### WHAT NEEDS TO BE DONE
The records that follow are to be repeated exactly, with the pictures removed.

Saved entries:

────────

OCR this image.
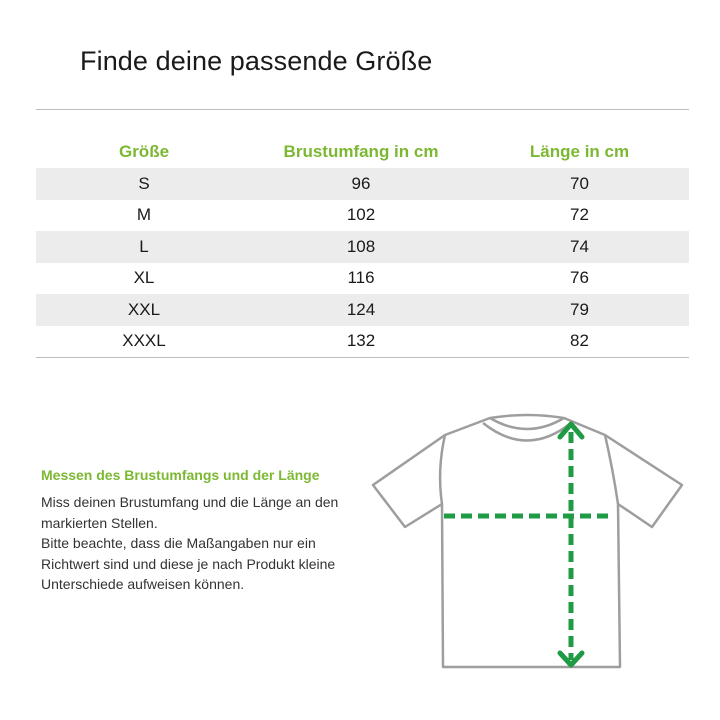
Finde deine passende Größe
Größe	Brustumfang in cm	Länge in cm
S	96	70
M	102	72
L	108	74
XL	116	76
XXL	124	79
XXXL	132	82
Messen des Brustumfangs und der Länge

Miss deinen Brustumfang und die Länge an den markierten Stellen.

Bitte beachte, dass die Maßangaben nur ein Richtwert sind und diese je nach Produkt kleine Unterschiede aufweisen können.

────────

### SOLUTION TO THE PROBLEM
OCR this image.
Finde deine passende Größe
Größe	Brustumfang in cm	Länge in cm
S	96	70
M	102	72
L	108	74
XL	116	76
XXL	124	79
XXXL	132	82
Messen des Brustumfangs und der Länge

Miss deinen Brustumfang und die Länge an den markierten Stellen.

Bitte beachte, dass die Maßangaben nur ein Richtwert sind und diese je nach Produkt kleine Unterschiede aufweisen können.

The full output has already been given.